## Data provided
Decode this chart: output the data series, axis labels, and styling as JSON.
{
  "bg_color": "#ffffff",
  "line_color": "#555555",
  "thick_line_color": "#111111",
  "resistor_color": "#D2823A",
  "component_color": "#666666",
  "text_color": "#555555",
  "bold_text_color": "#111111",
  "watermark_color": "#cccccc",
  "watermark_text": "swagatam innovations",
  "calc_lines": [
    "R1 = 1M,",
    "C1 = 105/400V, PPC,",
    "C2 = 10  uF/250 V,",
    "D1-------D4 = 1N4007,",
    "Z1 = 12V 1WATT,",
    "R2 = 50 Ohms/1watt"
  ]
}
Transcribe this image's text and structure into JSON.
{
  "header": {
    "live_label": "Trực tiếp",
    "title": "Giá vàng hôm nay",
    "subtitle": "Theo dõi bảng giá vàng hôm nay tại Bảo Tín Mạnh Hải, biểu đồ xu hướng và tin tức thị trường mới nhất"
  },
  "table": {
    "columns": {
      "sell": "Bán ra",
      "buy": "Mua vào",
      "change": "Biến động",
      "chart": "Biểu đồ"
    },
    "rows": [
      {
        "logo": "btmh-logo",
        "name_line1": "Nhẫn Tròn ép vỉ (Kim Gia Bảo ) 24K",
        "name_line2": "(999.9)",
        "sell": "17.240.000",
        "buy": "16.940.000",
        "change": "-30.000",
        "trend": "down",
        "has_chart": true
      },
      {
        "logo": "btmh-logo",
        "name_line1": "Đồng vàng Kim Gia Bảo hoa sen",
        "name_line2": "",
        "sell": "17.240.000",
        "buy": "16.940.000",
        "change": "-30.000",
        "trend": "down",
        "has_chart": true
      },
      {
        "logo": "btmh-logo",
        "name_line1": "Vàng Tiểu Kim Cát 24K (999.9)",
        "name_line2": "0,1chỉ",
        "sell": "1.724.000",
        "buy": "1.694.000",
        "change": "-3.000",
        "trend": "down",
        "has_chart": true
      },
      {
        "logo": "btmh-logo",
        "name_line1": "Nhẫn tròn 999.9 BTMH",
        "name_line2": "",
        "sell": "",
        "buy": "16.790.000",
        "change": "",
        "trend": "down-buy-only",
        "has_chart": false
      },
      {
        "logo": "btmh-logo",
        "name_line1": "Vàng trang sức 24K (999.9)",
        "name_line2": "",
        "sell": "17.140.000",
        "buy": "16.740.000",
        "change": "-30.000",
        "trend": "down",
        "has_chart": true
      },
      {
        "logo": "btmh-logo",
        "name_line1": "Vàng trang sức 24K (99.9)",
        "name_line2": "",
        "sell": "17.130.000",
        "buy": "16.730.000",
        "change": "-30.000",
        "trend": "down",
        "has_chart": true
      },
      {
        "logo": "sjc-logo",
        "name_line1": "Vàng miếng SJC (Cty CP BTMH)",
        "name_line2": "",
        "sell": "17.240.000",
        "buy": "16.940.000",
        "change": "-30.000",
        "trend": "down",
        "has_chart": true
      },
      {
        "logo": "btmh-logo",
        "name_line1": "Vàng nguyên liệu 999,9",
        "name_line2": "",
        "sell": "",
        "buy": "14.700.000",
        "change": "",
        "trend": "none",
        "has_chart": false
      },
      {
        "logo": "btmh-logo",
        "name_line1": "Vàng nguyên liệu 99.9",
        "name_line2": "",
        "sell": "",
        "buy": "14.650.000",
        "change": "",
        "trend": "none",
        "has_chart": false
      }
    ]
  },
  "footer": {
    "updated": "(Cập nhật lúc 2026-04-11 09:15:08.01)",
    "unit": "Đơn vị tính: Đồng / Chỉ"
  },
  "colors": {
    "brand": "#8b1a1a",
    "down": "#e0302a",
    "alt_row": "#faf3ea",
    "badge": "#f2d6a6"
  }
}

## What is asked
List every line above that holds the word "JSON".

## Correct answer
Decode this chart: output the data series, axis labels, and styling as JSON.
Transcribe this image's text and structure into JSON.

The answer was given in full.